Work to be completed:
In the lines below, how many hold the word "plus"? Answer only with the number.

Provided information:
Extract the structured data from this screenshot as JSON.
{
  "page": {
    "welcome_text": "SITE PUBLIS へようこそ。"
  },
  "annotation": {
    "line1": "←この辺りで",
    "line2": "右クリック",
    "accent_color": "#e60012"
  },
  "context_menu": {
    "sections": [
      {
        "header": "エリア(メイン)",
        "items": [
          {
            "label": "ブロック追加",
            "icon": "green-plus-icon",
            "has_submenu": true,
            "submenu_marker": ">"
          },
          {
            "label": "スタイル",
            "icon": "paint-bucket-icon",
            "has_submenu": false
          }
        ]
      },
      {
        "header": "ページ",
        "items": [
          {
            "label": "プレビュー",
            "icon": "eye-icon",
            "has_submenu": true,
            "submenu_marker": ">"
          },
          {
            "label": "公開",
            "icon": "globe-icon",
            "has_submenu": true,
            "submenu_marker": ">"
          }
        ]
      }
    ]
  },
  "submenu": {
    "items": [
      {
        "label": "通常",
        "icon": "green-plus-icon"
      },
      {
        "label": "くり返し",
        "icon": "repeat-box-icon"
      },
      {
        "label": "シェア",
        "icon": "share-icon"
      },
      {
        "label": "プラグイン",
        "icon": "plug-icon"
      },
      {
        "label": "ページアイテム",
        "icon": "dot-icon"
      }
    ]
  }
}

Solution to the problem:
2